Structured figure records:
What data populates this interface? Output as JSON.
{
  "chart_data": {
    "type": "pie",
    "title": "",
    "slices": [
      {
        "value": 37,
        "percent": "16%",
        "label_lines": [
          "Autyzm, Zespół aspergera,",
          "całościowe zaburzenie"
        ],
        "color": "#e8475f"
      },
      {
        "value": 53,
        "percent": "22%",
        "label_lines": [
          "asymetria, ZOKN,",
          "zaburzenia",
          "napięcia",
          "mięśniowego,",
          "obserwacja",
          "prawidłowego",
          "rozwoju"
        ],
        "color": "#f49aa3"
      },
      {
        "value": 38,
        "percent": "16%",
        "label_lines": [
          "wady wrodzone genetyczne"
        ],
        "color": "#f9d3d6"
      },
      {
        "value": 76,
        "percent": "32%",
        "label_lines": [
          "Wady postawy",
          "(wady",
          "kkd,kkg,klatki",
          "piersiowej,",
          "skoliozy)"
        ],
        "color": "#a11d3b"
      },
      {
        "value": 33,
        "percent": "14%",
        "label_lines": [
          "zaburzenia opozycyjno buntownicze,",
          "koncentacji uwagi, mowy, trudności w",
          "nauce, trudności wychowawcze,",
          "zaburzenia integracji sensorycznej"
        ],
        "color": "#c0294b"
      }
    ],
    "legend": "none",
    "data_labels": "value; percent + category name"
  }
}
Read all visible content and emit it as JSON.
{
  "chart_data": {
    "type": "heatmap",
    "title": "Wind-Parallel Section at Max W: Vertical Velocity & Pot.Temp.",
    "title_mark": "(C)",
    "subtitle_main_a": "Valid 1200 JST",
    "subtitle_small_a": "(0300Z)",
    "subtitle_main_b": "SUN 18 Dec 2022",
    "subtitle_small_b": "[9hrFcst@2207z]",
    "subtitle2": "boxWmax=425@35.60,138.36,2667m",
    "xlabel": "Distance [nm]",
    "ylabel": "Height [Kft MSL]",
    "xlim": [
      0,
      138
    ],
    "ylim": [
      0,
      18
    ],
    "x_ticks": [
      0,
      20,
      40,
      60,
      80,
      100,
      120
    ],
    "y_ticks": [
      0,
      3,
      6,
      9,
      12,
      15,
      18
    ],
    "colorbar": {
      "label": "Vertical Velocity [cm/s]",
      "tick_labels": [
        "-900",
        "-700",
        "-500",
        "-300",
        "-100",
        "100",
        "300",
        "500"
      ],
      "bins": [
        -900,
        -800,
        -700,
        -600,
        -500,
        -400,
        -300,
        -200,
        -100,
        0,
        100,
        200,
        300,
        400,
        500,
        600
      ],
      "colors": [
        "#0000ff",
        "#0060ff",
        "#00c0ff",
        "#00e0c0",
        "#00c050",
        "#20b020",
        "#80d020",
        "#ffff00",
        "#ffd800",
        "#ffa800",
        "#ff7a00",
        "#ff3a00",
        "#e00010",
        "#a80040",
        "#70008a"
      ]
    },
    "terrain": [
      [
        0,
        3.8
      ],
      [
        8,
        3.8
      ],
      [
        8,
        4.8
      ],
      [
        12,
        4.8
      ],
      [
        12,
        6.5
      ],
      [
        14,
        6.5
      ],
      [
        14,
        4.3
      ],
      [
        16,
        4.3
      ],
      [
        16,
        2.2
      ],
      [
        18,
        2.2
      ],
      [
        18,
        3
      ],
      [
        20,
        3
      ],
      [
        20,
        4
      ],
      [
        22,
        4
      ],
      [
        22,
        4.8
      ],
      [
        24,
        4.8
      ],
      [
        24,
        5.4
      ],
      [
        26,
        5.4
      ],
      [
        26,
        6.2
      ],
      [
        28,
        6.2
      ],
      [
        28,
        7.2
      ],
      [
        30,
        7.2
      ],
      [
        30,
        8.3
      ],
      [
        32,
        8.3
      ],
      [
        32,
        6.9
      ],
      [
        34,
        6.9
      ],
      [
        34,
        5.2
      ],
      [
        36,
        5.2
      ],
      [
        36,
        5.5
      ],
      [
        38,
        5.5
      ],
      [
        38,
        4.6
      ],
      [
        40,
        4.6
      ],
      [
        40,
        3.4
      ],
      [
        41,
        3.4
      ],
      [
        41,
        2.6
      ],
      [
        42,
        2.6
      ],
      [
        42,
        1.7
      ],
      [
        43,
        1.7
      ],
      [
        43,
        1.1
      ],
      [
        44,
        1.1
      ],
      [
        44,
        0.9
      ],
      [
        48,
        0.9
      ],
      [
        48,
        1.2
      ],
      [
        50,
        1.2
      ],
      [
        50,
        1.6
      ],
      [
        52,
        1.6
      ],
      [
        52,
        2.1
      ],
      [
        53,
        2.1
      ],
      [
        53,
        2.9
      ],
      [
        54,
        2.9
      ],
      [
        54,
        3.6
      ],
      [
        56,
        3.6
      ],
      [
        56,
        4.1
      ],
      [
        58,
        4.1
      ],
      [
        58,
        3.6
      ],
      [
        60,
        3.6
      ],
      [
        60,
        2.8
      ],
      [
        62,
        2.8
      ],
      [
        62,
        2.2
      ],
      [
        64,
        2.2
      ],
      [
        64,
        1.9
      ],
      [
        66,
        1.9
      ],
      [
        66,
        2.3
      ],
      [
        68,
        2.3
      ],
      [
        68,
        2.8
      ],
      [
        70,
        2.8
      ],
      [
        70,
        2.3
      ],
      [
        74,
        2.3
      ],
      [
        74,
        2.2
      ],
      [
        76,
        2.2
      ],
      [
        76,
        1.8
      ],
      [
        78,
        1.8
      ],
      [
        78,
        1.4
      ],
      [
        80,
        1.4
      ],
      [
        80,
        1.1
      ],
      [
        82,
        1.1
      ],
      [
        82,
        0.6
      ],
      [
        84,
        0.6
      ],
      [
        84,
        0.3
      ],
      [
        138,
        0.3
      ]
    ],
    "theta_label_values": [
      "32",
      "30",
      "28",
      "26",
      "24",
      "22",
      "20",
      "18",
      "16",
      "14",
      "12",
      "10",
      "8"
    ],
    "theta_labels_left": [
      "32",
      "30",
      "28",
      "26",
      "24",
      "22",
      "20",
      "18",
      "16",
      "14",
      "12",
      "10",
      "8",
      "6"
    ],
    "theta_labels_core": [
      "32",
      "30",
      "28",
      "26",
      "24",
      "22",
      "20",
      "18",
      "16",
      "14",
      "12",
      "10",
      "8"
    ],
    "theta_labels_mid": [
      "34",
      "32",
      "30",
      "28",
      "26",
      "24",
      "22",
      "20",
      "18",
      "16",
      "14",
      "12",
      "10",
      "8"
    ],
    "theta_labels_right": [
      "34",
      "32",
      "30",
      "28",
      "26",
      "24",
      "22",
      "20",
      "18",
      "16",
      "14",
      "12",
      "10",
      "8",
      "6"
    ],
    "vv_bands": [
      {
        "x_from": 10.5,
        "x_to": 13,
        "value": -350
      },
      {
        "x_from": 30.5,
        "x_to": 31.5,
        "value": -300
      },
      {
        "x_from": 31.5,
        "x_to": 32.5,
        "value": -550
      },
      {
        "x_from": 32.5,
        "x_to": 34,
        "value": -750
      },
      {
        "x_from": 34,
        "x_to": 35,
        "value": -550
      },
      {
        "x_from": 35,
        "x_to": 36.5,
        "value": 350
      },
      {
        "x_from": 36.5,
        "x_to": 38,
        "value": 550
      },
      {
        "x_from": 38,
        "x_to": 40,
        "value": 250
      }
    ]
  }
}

» Stated exercise
Every entry must be output again, exactly as written above.

» Exercise solution
What data populates this interface? Output as JSON.
{
  "chart_data": {
    "type": "pie",
    "title": "",
    "slices": [
      {
        "value": 37,
        "percent": "16%",
        "label_lines": [
          "Autyzm, Zespół aspergera,",
          "całościowe zaburzenie"
        ],
        "color": "#e8475f"
      },
      {
        "value": 53,
        "percent": "22%",
        "label_lines": [
          "asymetria, ZOKN,",
          "zaburzenia",
          "napięcia",
          "mięśniowego,",
          "obserwacja",
          "prawidłowego",
          "rozwoju"
        ],
        "color": "#f49aa3"
      },
      {
        "value": 38,
        "percent": "16%",
        "label_lines": [
          "wady wrodzone genetyczne"
        ],
        "color": "#f9d3d6"
      },
      {
        "value": 76,
        "percent": "32%",
        "label_lines": [
          "Wady postawy",
          "(wady",
          "kkd,kkg,klatki",
          "piersiowej,",
          "skoliozy)"
        ],
        "color": "#a11d3b"
      },
      {
        "value": 33,
        "percent": "14%",
        "label_lines": [
          "zaburzenia opozycyjno buntownicze,",
          "koncentacji uwagi, mowy, trudności w",
          "nauce, trudności wychowawcze,",
          "zaburzenia integracji sensorycznej"
        ],
        "color": "#c0294b"
      }
    ],
    "legend": "none",
    "data_labels": "value; percent + category name"
  }
}
Read all visible content and emit it as JSON.
{
  "chart_data": {
    "type": "heatmap",
    "title": "Wind-Parallel Section at Max W: Vertical Velocity & Pot.Temp.",
    "title_mark": "(C)",
    "subtitle_main_a": "Valid 1200 JST",
    "subtitle_small_a": "(0300Z)",
    "subtitle_main_b": "SUN 18 Dec 2022",
    "subtitle_small_b": "[9hrFcst@2207z]",
    "subtitle2": "boxWmax=425@35.60,138.36,2667m",
    "xlabel": "Distance [nm]",
    "ylabel": "Height [Kft MSL]",
    "xlim": [
      0,
      138
    ],
    "ylim": [
      0,
      18
    ],
    "x_ticks": [
      0,
      20,
      40,
      60,
      80,
      100,
      120
    ],
    "y_ticks": [
      0,
      3,
      6,
      9,
      12,
      15,
      18
    ],
    "colorbar": {
      "label": "Vertical Velocity [cm/s]",
      "tick_labels": [
        "-900",
        "-700",
        "-500",
        "-300",
        "-100",
        "100",
        "300",
        "500"
      ],
      "bins": [
        -900,
        -800,
        -700,
        -600,
        -500,
        -400,
        -300,
        -200,
        -100,
        0,
        100,
        200,
        300,
        400,
        500,
        600
      ],
      "colors": [
        "#0000ff",
        "#0060ff",
        "#00c0ff",
        "#00e0c0",
        "#00c050",
        "#20b020",
        "#80d020",
        "#ffff00",
        "#ffd800",
        "#ffa800",
        "#ff7a00",
        "#ff3a00",
        "#e00010",
        "#a80040",
        "#70008a"
      ]
    },
    "terrain": [
      [
        0,
        3.8
      ],
      [
        8,
        3.8
      ],
      [
        8,
        4.8
      ],
      [
        12,
        4.8
      ],
      [
        12,
        6.5
      ],
      [
        14,
        6.5
      ],
      [
        14,
        4.3
      ],
      [
        16,
        4.3
      ],
      [
        16,
        2.2
      ],
      [
        18,
        2.2
      ],
      [
        18,
        3
      ],
      [
        20,
        3
      ],
      [
        20,
        4
      ],
      [
        22,
        4
      ],
      [
        22,
        4.8
      ],
      [
        24,
        4.8
      ],
      [
        24,
        5.4
      ],
      [
        26,
        5.4
      ],
      [
        26,
        6.2
      ],
      [
        28,
        6.2
      ],
      [
        28,
        7.2
      ],
      [
        30,
        7.2
      ],
      [
        30,
        8.3
      ],
      [
        32,
        8.3
      ],
      [
        32,
        6.9
      ],
      [
        34,
        6.9
      ],
      [
        34,
        5.2
      ],
      [
        36,
        5.2
      ],
      [
        36,
        5.5
      ],
      [
        38,
        5.5
      ],
      [
        38,
        4.6
      ],
      [
        40,
        4.6
      ],
      [
        40,
        3.4
      ],
      [
        41,
        3.4
      ],
      [
        41,
        2.6
      ],
      [
        42,
        2.6
      ],
      [
        42,
        1.7
      ],
      [
        43,
        1.7
      ],
      [
        43,
        1.1
      ],
      [
        44,
        1.1
      ],
      [
        44,
        0.9
      ],
      [
        48,
        0.9
      ],
      [
        48,
        1.2
      ],
      [
        50,
        1.2
      ],
      [
        50,
        1.6
      ],
      [
        52,
        1.6
      ],
      [
        52,
        2.1
      ],
      [
        53,
        2.1
      ],
      [
        53,
        2.9
      ],
      [
        54,
        2.9
      ],
      [
        54,
        3.6
      ],
      [
        56,
        3.6
      ],
      [
        56,
        4.1
      ],
      [
        58,
        4.1
      ],
      [
        58,
        3.6
      ],
      [
        60,
        3.6
      ],
      [
        60,
        2.8
      ],
      [
        62,
        2.8
      ],
      [
        62,
        2.2
      ],
      [
        64,
        2.2
      ],
      [
        64,
        1.9
      ],
      [
        66,
        1.9
      ],
      [
        66,
        2.3
      ],
      [
        68,
        2.3
      ],
      [
        68,
        2.8
      ],
      [
        70,
        2.8
      ],
      [
        70,
        2.3
      ],
      [
        74,
        2.3
      ],
      [
        74,
        2.2
      ],
      [
        76,
        2.2
      ],
      [
        76,
        1.8
      ],
      [
        78,
        1.8
      ],
      [
        78,
        1.4
      ],
      [
        80,
        1.4
      ],
      [
        80,
        1.1
      ],
      [
        82,
        1.1
      ],
      [
        82,
        0.6
      ],
      [
        84,
        0.6
      ],
      [
        84,
        0.3
      ],
      [
        138,
        0.3
      ]
    ],
    "theta_label_values": [
      "32",
      "30",
      "28",
      "26",
      "24",
      "22",
      "20",
      "18",
      "16",
      "14",
      "12",
      "10",
      "8"
    ],
    "theta_labels_left": [
      "32",
      "30",
      "28",
      "26",
      "24",
      "22",
      "20",
      "18",
      "16",
      "14",
      "12",
      "10",
      "8",
      "6"
    ],
    "theta_labels_core": [
      "32",
      "30",
      "28",
      "26",
      "24",
      "22",
      "20",
      "18",
      "16",
      "14",
      "12",
      "10",
      "8"
    ],
    "theta_labels_mid": [
      "34",
      "32",
      "30",
      "28",
      "26",
      "24",
      "22",
      "20",
      "18",
      "16",
      "14",
      "12",
      "10",
      "8"
    ],
    "theta_labels_right": [
      "34",
      "32",
      "30",
      "28",
      "26",
      "24",
      "22",
      "20",
      "18",
      "16",
      "14",
      "12",
      "10",
      "8",
      "6"
    ],
    "vv_bands": [
      {
        "x_from": 10.5,
        "x_to": 13,
        "value": -350
      },
      {
        "x_from": 30.5,
        "x_to": 31.5,
        "value": -300
      },
      {
        "x_from": 31.5,
        "x_to": 32.5,
        "value": -550
      },
      {
        "x_from": 32.5,
        "x_to": 34,
        "value": -750
      },
      {
        "x_from": 34,
        "x_to": 35,
        "value": -550
      },
      {
        "x_from": 35,
        "x_to": 36.5,
        "value": 350
      },
      {
        "x_from": 36.5,
        "x_to": 38,
        "value": 550
      },
      {
        "x_from": 38,
        "x_to": 40,
        "value": 250
      }
    ]
  }
}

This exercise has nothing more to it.